[Dataset items]

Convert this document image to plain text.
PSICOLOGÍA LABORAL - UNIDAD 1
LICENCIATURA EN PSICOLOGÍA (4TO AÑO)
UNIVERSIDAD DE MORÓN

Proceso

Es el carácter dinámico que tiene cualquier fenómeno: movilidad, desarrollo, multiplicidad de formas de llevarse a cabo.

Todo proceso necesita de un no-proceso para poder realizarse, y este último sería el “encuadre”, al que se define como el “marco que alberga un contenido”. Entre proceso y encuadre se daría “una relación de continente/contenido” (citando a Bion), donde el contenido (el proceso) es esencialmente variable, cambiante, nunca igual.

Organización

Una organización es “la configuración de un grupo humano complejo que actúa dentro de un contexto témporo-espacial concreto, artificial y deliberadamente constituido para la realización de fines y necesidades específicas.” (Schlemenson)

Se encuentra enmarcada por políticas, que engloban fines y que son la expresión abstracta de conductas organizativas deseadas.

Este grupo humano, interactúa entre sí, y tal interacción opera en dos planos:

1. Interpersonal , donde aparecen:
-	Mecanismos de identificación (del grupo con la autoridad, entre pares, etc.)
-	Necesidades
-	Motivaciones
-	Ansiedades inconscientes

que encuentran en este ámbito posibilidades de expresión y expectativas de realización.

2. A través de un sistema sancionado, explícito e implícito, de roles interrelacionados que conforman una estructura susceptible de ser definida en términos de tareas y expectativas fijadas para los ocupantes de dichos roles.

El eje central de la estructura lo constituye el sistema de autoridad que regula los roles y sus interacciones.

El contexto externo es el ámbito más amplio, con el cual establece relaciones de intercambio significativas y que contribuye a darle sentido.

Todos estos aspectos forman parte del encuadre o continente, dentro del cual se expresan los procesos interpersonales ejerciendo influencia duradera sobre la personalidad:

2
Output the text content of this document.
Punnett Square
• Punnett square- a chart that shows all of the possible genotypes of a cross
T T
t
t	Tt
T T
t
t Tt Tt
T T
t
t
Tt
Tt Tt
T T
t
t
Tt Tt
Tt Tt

● **Exercise directions**:
Begin with the line that contains "Output the text content of this document." and set down each line exactly until the records above end, including the final line.

● **Solution below**:
Output the text content of this document.
Punnett Square
• Punnett square- a chart that shows all of the possible genotypes of a cross
T T
t
t	Tt
T T
t
t Tt Tt
T T
t
t
Tt
Tt Tt
T T
t
t
Tt Tt
Tt Tt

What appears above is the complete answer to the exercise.